**What the task asks:**
The records below are to be repeated in full, exactly as they are.
--- --- ---
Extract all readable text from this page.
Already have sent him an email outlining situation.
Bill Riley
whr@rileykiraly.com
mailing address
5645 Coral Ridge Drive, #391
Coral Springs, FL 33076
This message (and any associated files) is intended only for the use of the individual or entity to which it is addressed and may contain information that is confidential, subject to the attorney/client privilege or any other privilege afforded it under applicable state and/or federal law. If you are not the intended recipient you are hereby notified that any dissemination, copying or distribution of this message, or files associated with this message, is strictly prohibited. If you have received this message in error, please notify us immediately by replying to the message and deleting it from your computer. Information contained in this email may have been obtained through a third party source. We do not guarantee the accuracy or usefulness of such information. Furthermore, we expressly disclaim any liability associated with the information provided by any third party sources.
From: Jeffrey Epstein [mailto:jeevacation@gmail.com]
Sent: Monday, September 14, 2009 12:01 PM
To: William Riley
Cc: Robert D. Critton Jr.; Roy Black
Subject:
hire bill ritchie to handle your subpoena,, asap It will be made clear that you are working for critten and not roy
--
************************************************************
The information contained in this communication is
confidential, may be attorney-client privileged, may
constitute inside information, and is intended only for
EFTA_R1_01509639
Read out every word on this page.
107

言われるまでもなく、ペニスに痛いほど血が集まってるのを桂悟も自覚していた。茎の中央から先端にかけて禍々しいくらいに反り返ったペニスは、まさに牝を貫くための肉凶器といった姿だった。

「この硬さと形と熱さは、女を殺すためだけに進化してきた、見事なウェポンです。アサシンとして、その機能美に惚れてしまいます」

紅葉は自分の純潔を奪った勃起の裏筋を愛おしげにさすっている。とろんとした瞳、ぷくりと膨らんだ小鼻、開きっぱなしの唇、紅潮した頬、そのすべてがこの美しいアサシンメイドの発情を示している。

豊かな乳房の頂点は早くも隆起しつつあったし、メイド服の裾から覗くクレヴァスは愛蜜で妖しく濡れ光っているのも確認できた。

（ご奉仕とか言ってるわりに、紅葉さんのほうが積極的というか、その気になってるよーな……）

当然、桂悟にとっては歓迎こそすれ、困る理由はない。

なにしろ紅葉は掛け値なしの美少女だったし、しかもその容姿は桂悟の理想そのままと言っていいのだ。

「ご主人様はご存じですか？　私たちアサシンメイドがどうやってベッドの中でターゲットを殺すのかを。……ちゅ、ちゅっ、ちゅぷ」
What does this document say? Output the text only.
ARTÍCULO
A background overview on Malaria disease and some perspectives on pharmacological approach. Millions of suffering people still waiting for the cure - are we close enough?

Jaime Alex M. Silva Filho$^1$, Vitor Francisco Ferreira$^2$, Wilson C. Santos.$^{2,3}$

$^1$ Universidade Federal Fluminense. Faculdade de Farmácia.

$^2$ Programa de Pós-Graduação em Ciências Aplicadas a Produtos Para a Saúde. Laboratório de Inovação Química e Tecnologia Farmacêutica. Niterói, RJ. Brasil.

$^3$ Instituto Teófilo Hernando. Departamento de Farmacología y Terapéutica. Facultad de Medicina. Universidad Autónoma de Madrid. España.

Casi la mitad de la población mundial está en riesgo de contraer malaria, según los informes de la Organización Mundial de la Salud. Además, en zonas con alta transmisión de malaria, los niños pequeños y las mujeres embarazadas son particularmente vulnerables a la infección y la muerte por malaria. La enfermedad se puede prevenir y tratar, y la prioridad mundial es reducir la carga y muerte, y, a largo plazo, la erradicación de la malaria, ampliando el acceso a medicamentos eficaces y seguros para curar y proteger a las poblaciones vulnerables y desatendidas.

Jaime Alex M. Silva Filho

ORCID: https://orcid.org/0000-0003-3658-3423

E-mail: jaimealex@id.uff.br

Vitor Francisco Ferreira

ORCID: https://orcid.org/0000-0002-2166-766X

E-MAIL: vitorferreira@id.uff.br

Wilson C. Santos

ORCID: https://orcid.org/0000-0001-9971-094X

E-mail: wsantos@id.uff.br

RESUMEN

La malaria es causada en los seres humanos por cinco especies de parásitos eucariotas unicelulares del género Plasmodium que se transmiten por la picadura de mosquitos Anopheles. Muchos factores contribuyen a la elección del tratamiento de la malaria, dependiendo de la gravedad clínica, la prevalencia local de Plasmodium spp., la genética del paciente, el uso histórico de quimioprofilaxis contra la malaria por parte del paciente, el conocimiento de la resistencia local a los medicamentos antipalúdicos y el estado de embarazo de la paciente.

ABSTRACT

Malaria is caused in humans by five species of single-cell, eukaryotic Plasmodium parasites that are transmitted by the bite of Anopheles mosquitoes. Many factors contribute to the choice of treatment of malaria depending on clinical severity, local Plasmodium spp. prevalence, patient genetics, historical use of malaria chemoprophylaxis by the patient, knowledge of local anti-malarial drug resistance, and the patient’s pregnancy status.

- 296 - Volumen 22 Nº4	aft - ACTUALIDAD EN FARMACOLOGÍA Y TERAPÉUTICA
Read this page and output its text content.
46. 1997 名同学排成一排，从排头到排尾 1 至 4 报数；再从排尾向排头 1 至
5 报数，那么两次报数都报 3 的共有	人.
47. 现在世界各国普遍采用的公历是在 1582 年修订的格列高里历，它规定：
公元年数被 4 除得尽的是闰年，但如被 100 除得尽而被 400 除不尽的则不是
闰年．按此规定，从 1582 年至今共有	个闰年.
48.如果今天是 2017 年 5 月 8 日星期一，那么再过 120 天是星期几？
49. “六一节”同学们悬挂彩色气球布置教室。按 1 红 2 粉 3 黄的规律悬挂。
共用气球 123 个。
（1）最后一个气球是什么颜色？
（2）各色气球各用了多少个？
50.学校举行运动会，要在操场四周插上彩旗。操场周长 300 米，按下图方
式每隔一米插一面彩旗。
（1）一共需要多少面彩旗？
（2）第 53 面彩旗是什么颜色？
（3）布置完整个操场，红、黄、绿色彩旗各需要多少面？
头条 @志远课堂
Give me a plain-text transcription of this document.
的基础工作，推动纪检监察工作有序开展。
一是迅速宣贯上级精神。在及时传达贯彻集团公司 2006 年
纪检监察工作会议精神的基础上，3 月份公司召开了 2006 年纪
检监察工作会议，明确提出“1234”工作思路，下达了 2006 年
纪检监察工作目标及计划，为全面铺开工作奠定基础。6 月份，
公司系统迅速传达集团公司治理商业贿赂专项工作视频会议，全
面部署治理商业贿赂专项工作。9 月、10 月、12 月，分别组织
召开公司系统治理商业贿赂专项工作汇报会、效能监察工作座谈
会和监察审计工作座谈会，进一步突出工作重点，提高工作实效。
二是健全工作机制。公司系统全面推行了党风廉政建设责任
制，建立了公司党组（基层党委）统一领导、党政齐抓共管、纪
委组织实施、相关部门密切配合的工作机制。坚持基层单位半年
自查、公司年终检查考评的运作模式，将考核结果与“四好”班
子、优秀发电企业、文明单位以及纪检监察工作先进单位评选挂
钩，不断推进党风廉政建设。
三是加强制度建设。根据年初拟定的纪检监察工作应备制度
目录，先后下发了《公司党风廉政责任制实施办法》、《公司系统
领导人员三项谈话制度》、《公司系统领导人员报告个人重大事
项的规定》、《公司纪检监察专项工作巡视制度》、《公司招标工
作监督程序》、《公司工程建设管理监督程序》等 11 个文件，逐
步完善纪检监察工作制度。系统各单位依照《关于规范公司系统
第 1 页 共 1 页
--- --- ---
**Final result:**
Extract all readable text from this page.
Already have sent him an email outlining situation.
Bill Riley
whr@rileykiraly.com
mailing address
5645 Coral Ridge Drive, #391
Coral Springs, FL 33076
This message (and any associated files) is intended only for the use of the individual or entity to which it is addressed and may contain information that is confidential, subject to the attorney/client privilege or any other privilege afforded it under applicable state and/or federal law. If you are not the intended recipient you are hereby notified that any dissemination, copying or distribution of this message, or files associated with this message, is strictly prohibited. If you have received this message in error, please notify us immediately by replying to the message and deleting it from your computer. Information contained in this email may have been obtained through a third party source. We do not guarantee the accuracy or usefulness of such information. Furthermore, we expressly disclaim any liability associated with the information provided by any third party sources.
From: Jeffrey Epstein [mailto:jeevacation@gmail.com]
Sent: Monday, September 14, 2009 12:01 PM
To: William Riley
Cc: Robert D. Critton Jr.; Roy Black
Subject:
hire bill ritchie to handle your subpoena,, asap It will be made clear that you are working for critten and not roy
--
************************************************************
The information contained in this communication is
confidential, may be attorney-client privileged, may
constitute inside information, and is intended only for
EFTA_R1_01509639
Read out every word on this page.
107

言われるまでもなく、ペニスに痛いほど血が集まってるのを桂悟も自覚していた。茎の中央から先端にかけて禍々しいくらいに反り返ったペニスは、まさに牝を貫くための肉凶器といった姿だった。

「この硬さと形と熱さは、女を殺すためだけに進化してきた、見事なウェポンです。アサシンとして、その機能美に惚れてしまいます」

紅葉は自分の純潔を奪った勃起の裏筋を愛おしげにさすっている。とろんとした瞳、ぷくりと膨らんだ小鼻、開きっぱなしの唇、紅潮した頬、そのすべてがこの美しいアサシンメイドの発情を示している。

豊かな乳房の頂点は早くも隆起しつつあったし、メイド服の裾から覗くクレヴァスは愛蜜で妖しく濡れ光っているのも確認できた。

（ご奉仕とか言ってるわりに、紅葉さんのほうが積極的というか、その気になってるよーな……）

当然、桂悟にとっては歓迎こそすれ、困る理由はない。

なにしろ紅葉は掛け値なしの美少女だったし、しかもその容姿は桂悟の理想そのままと言っていいのだ。

「ご主人様はご存じですか？　私たちアサシンメイドがどうやってベッドの中でターゲットを殺すのかを。……ちゅ、ちゅっ、ちゅぷ」
What does this document say? Output the text only.
ARTÍCULO
A background overview on Malaria disease and some perspectives on pharmacological approach. Millions of suffering people still waiting for the cure - are we close enough?

Jaime Alex M. Silva Filho$^1$, Vitor Francisco Ferreira$^2$, Wilson C. Santos.$^{2,3}$

$^1$ Universidade Federal Fluminense. Faculdade de Farmácia.

$^2$ Programa de Pós-Graduação em Ciências Aplicadas a Produtos Para a Saúde. Laboratório de Inovação Química e Tecnologia Farmacêutica. Niterói, RJ. Brasil.

$^3$ Instituto Teófilo Hernando. Departamento de Farmacología y Terapéutica. Facultad de Medicina. Universidad Autónoma de Madrid. España.

Casi la mitad de la población mundial está en riesgo de contraer malaria, según los informes de la Organización Mundial de la Salud. Además, en zonas con alta transmisión de malaria, los niños pequeños y las mujeres embarazadas son particularmente vulnerables a la infección y la muerte por malaria. La enfermedad se puede prevenir y tratar, y la prioridad mundial es reducir la carga y muerte, y, a largo plazo, la erradicación de la malaria, ampliando el acceso a medicamentos eficaces y seguros para curar y proteger a las poblaciones vulnerables y desatendidas.

Jaime Alex M. Silva Filho

ORCID: https://orcid.org/0000-0003-3658-3423

E-mail: jaimealex@id.uff.br

Vitor Francisco Ferreira

ORCID: https://orcid.org/0000-0002-2166-766X

E-MAIL: vitorferreira@id.uff.br

Wilson C. Santos

ORCID: https://orcid.org/0000-0001-9971-094X

E-mail: wsantos@id.uff.br

RESUMEN

La malaria es causada en los seres humanos por cinco especies de parásitos eucariotas unicelulares del género Plasmodium que se transmiten por la picadura de mosquitos Anopheles. Muchos factores contribuyen a la elección del tratamiento de la malaria, dependiendo de la gravedad clínica, la prevalencia local de Plasmodium spp., la genética del paciente, el uso histórico de quimioprofilaxis contra la malaria por parte del paciente, el conocimiento de la resistencia local a los medicamentos antipalúdicos y el estado de embarazo de la paciente.

ABSTRACT

Malaria is caused in humans by five species of single-cell, eukaryotic Plasmodium parasites that are transmitted by the bite of Anopheles mosquitoes. Many factors contribute to the choice of treatment of malaria depending on clinical severity, local Plasmodium spp. prevalence, patient genetics, historical use of malaria chemoprophylaxis by the patient, knowledge of local anti-malarial drug resistance, and the patient’s pregnancy status.

- 296 - Volumen 22 Nº4	aft - ACTUALIDAD EN FARMACOLOGÍA Y TERAPÉUTICA
Read this page and output its text content.
46. 1997 名同学排成一排，从排头到排尾 1 至 4 报数；再从排尾向排头 1 至
5 报数，那么两次报数都报 3 的共有	人.
47. 现在世界各国普遍采用的公历是在 1582 年修订的格列高里历，它规定：
公元年数被 4 除得尽的是闰年，但如被 100 除得尽而被 400 除不尽的则不是
闰年．按此规定，从 1582 年至今共有	个闰年.
48.如果今天是 2017 年 5 月 8 日星期一，那么再过 120 天是星期几？
49. “六一节”同学们悬挂彩色气球布置教室。按 1 红 2 粉 3 黄的规律悬挂。
共用气球 123 个。
（1）最后一个气球是什么颜色？
（2）各色气球各用了多少个？
50.学校举行运动会，要在操场四周插上彩旗。操场周长 300 米，按下图方
式每隔一米插一面彩旗。
（1）一共需要多少面彩旗？
（2）第 53 面彩旗是什么颜色？
（3）布置完整个操场，红、黄、绿色彩旗各需要多少面？
头条 @志远课堂
Give me a plain-text transcription of this document.
的基础工作，推动纪检监察工作有序开展。
一是迅速宣贯上级精神。在及时传达贯彻集团公司 2006 年
纪检监察工作会议精神的基础上，3 月份公司召开了 2006 年纪
检监察工作会议，明确提出“1234”工作思路，下达了 2006 年
纪检监察工作目标及计划，为全面铺开工作奠定基础。6 月份，
公司系统迅速传达集团公司治理商业贿赂专项工作视频会议，全
面部署治理商业贿赂专项工作。9 月、10 月、12 月，分别组织
召开公司系统治理商业贿赂专项工作汇报会、效能监察工作座谈
会和监察审计工作座谈会，进一步突出工作重点，提高工作实效。
二是健全工作机制。公司系统全面推行了党风廉政建设责任
制，建立了公司党组（基层党委）统一领导、党政齐抓共管、纪
委组织实施、相关部门密切配合的工作机制。坚持基层单位半年
自查、公司年终检查考评的运作模式，将考核结果与“四好”班
子、优秀发电企业、文明单位以及纪检监察工作先进单位评选挂
钩，不断推进党风廉政建设。
三是加强制度建设。根据年初拟定的纪检监察工作应备制度
目录，先后下发了《公司党风廉政责任制实施办法》、《公司系统
领导人员三项谈话制度》、《公司系统领导人员报告个人重大事
项的规定》、《公司纪检监察专项工作巡视制度》、《公司招标工
作监督程序》、《公司工程建设管理监督程序》等 11 个文件，逐
步完善纪检监察工作制度。系统各单位依照《关于规范公司系统
第 1 页 共 1 页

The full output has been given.